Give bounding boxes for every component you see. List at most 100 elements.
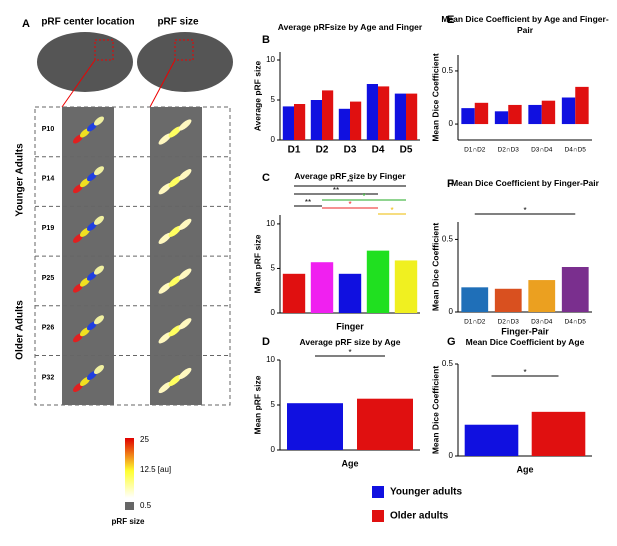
y-tick-label: 5 xyxy=(271,95,276,104)
bar xyxy=(350,101,362,140)
x-tick-label: D3∩D4 xyxy=(531,147,553,154)
significance-label: ** xyxy=(333,186,339,195)
bar xyxy=(394,93,406,140)
panel-label: E xyxy=(447,14,454,26)
y-tick-label: 0 xyxy=(449,451,454,460)
legend-label: Older adults xyxy=(390,511,449,522)
colorbar-label: 25 xyxy=(140,435,149,444)
significance-label: * xyxy=(348,348,351,357)
significance-label: * xyxy=(362,192,365,201)
activation xyxy=(178,268,192,280)
x-axis-label: Age xyxy=(516,464,533,474)
bar xyxy=(406,93,418,140)
bar xyxy=(338,273,362,313)
activation xyxy=(168,374,182,387)
x-tick-label: D2∩D3 xyxy=(498,147,520,154)
bar xyxy=(461,287,489,312)
bar xyxy=(528,104,542,125)
bar xyxy=(378,86,390,140)
y-tick-label: 0 xyxy=(271,308,276,317)
x-axis-label: Age xyxy=(341,458,358,468)
group-label: Younger Adults xyxy=(15,143,26,217)
bar xyxy=(322,90,334,140)
colorbar-null xyxy=(125,502,134,510)
x-tick-label: D4∩D5 xyxy=(565,319,587,326)
y-tick-label: 0 xyxy=(449,307,454,316)
x-tick-label: D1 xyxy=(288,145,301,156)
activation xyxy=(168,325,182,337)
x-tick-label: D2 xyxy=(316,145,329,156)
bar xyxy=(561,267,589,312)
chart-title: Mean Dice Coefficient by Age and Finger-… xyxy=(441,14,609,35)
panel-label: B xyxy=(262,34,270,46)
y-axis-label: Average pRF size xyxy=(252,60,262,131)
chart-title: Mean Dice Coefficient by Age xyxy=(465,337,585,347)
activation xyxy=(94,315,104,325)
bar xyxy=(461,108,475,125)
activation xyxy=(94,215,104,225)
activation xyxy=(178,367,192,380)
panel-label: F xyxy=(447,178,454,190)
x-tick-label: D4∩D5 xyxy=(565,147,587,154)
bar xyxy=(575,86,589,125)
legend-label: Younger adults xyxy=(390,487,462,498)
bar xyxy=(357,398,413,450)
significance-label: * xyxy=(348,200,351,209)
panel-label: G xyxy=(447,336,456,348)
bar xyxy=(310,100,322,140)
y-tick-label: 10 xyxy=(266,219,275,228)
y-tick-label: 10 xyxy=(266,55,275,64)
activation xyxy=(178,119,192,131)
x-axis-label: Finger xyxy=(336,321,364,331)
activation xyxy=(94,166,104,176)
significance-label: * xyxy=(523,206,526,215)
significance-label: ** xyxy=(305,198,311,207)
y-axis-label: Mean Dice Coefficient xyxy=(430,53,440,141)
row-label: P25 xyxy=(42,275,55,282)
significance-label: * xyxy=(523,368,526,377)
bar xyxy=(508,104,522,125)
group-label: Older Adults xyxy=(15,300,26,360)
bar xyxy=(366,250,390,313)
colorbar xyxy=(125,438,134,498)
bar xyxy=(531,411,586,456)
activation xyxy=(158,381,172,394)
bar xyxy=(282,106,294,140)
chart-title: Mean Dice Coefficient by Finger-Pair xyxy=(451,178,599,188)
bar xyxy=(310,262,334,313)
bar xyxy=(494,288,522,312)
bar xyxy=(541,100,556,125)
activation xyxy=(178,218,192,231)
y-tick-label: 5 xyxy=(271,264,276,273)
chart-title: Average pRF size by Age xyxy=(299,337,401,347)
activation xyxy=(158,332,172,344)
bar xyxy=(294,104,306,140)
bar xyxy=(494,111,509,125)
row-label: P32 xyxy=(42,374,55,381)
activation xyxy=(94,265,104,275)
panel-label: A xyxy=(22,18,30,30)
x-tick-label: D1∩D2 xyxy=(464,147,486,154)
activation xyxy=(158,282,172,294)
y-axis-label: Mean Dice Coefficient xyxy=(430,366,440,454)
x-axis-label: Finger-Pair xyxy=(501,326,549,336)
bar xyxy=(287,403,343,450)
significance-label: * xyxy=(390,206,393,215)
x-tick-label: D3 xyxy=(344,145,357,156)
bar xyxy=(464,424,519,456)
y-tick-label: 0.5 xyxy=(442,66,454,75)
column-title: pRF size xyxy=(157,17,199,28)
x-tick-label: D1∩D2 xyxy=(464,319,486,326)
bar xyxy=(338,108,350,140)
y-axis-label: Mean pRF size xyxy=(252,234,262,293)
colorbar-title: pRF size xyxy=(112,517,145,526)
colorbar-label: 12.5 [au] xyxy=(140,465,171,474)
y-axis-label: Mean Dice Coefficient xyxy=(430,223,440,311)
chart-title: Average pRFsize by Age and Finger xyxy=(277,22,423,32)
bar xyxy=(528,280,556,312)
activation xyxy=(158,232,172,245)
row-label: P14 xyxy=(42,176,55,183)
x-tick-label: D3∩D4 xyxy=(531,319,553,326)
colorbar-label: 0.5 xyxy=(140,501,152,510)
column-title: pRF center location xyxy=(41,17,134,28)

# [What this task involves]
Output every line of the listing above as a JSON list of strings, one string per line, with blank lines dropped and the picture left out.

# [Task output]
[
  "Give bounding boxes for every component you see. List at most 100 elements.",
  "y-tick-label: 5 xyxy=(271,95,276,104)",
  "bar xyxy=(350,101,362,140)",
  "x-tick-label: D3∩D4 xyxy=(531,147,553,154)",
  "significance-label: ** xyxy=(333,186,339,195)",
  "bar xyxy=(394,93,406,140)",
  "panel-label: E xyxy=(447,14,454,26)",
  "y-tick-label: 0 xyxy=(449,451,454,460)",
  "legend-label: Older adults xyxy=(390,511,449,522)",
  "colorbar-label: 25 xyxy=(140,435,149,444)",
  "significance-label: * xyxy=(348,348,351,357)",
  "significance-label: * xyxy=(362,192,365,201)",
  "activation xyxy=(178,268,192,280)",
  "x-axis-label: Age xyxy=(516,464,533,474)",
  "bar xyxy=(406,93,418,140)",
  "bar xyxy=(338,273,362,313)",
  "activation xyxy=(168,374,182,387)",
  "x-tick-label: D2∩D3 xyxy=(498,147,520,154)",
  "bar xyxy=(461,287,489,312)",
  "bar xyxy=(528,104,542,125)",
  "bar xyxy=(378,86,390,140)",
  "y-tick-label: 0 xyxy=(271,308,276,317)",
  "x-axis-label: Age xyxy=(341,458,358,468)",
  "group-label: Younger Adults xyxy=(15,143,26,217)",
  "bar xyxy=(322,90,334,140)",
  "colorbar-null xyxy=(125,502,134,510)",
  "x-tick-label: D4∩D5 xyxy=(565,319,587,326)",
  "y-tick-label: 0 xyxy=(449,307,454,316)",
  "x-tick-label: D1 xyxy=(288,145,301,156)",
  "activation xyxy=(168,325,182,337)",
  "x-tick-label: D2 xyxy=(316,145,329,156)",
  "bar xyxy=(561,267,589,312)",
  "chart-title: Mean Dice Coefficient by Age and Finger-… xyxy=(441,14,609,35)",
  "panel-label: B xyxy=(262,34,270,46)",
  "y-axis-label: Average pRF size xyxy=(252,60,262,131)",
  "chart-title: Mean Dice Coefficient by Age xyxy=(465,337,585,347)",
  "activation xyxy=(94,315,104,325)",
  "bar xyxy=(461,108,475,125)",
  "activation xyxy=(94,215,104,225)",
  "activation xyxy=(178,367,192,380)",
  "panel-label: F xyxy=(447,178,454,190)",
  "x-tick-label: D4∩D5 xyxy=(565,147,587,154)",
  "bar xyxy=(575,86,589,125)",
  "legend-label: Younger adults xyxy=(390,487,462,498)",
  "bar xyxy=(357,398,413,450)",
  "significance-label: * xyxy=(348,200,351,209)",
  "panel-label: G xyxy=(447,336,456,348)",
  "bar xyxy=(310,100,322,140)",
  "y-tick-label: 10 xyxy=(266,219,275,228)",
  "y-tick-label: 10 xyxy=(266,55,275,64)",
  "activation xyxy=(178,119,192,131)",
  "x-axis-label: Finger xyxy=(336,321,364,331)",
  "activation xyxy=(94,166,104,176)",
  "significance-label: * xyxy=(523,206,526,215)",
  "significance-label: ** xyxy=(305,198,311,207)",
  "y-axis-label: Mean Dice Coefficient xyxy=(430,53,440,141)",
  "row-label: P25 xyxy=(42,275,55,282)",
  "significance-label: * xyxy=(523,368,526,377)",
  "bar xyxy=(508,104,522,125)",
  "group-label: Older Adults xyxy=(15,300,26,360)",
  "bar xyxy=(366,250,390,313)",
  "colorbar xyxy=(125,438,134,498)",
  "bar xyxy=(531,411,586,456)",
  "activation xyxy=(158,381,172,394)",
  "bar xyxy=(282,106,294,140)",
  "chart-title: Mean Dice Coefficient by Finger-Pair xyxy=(451,178,599,188)",
  "bar xyxy=(310,262,334,313)",
  "bar xyxy=(494,288,522,312)",
  "bar xyxy=(541,100,556,125)",
  "activation xyxy=(178,218,192,231)",
  "y-tick-label: 5 xyxy=(271,264,276,273)",
  "chart-title: Average pRF size by Age xyxy=(299,337,401,347)",
  "activation xyxy=(158,332,172,344)",
  "bar xyxy=(294,104,306,140)",
  "bar xyxy=(494,111,509,125)",
  "row-label: P32 xyxy=(42,374,55,381)",
  "activation xyxy=(94,265,104,275)",
  "panel-label: A xyxy=(22,18,30,30)",
  "x-tick-label: D1∩D2 xyxy=(464,147,486,154)",
  "activation xyxy=(158,282,172,294)",
  "y-axis-label: Mean Dice Coefficient xyxy=(430,366,440,454)",
  "x-axis-label: Finger-Pair xyxy=(501,326,549,336)",
  "bar xyxy=(287,403,343,450)",
  "significance-label: * xyxy=(390,206,393,215)",
  "x-tick-label: D3 xyxy=(344,145,357,156)",
  "bar xyxy=(464,424,519,456)",
  "y-tick-label: 0.5 xyxy=(442,66,454,75)",
  "column-title: pRF size xyxy=(157,17,199,28)",
  "x-tick-label: D1∩D2 xyxy=(464,319,486,326)",
  "bar xyxy=(338,108,350,140)",
  "y-axis-label: Mean pRF size xyxy=(252,234,262,293)",
  "colorbar-title: pRF size xyxy=(112,517,145,526)",
  "colorbar-label: 12.5 [au] xyxy=(140,465,171,474)",
  "y-axis-label: Mean Dice Coefficient xyxy=(430,223,440,311)",
  "chart-title: Average pRFsize by Age and Finger xyxy=(277,22,423,32)",
  "bar xyxy=(528,280,556,312)",
  "activation xyxy=(158,232,172,245)",
  "row-label: P14 xyxy=(42,176,55,183)",
  "x-tick-label: D3∩D4 xyxy=(531,319,553,326)",
  "colorbar-label: 0.5 xyxy=(140,501,152,510)",
  "column-title: pRF center location xyxy=(41,17,134,28)"
]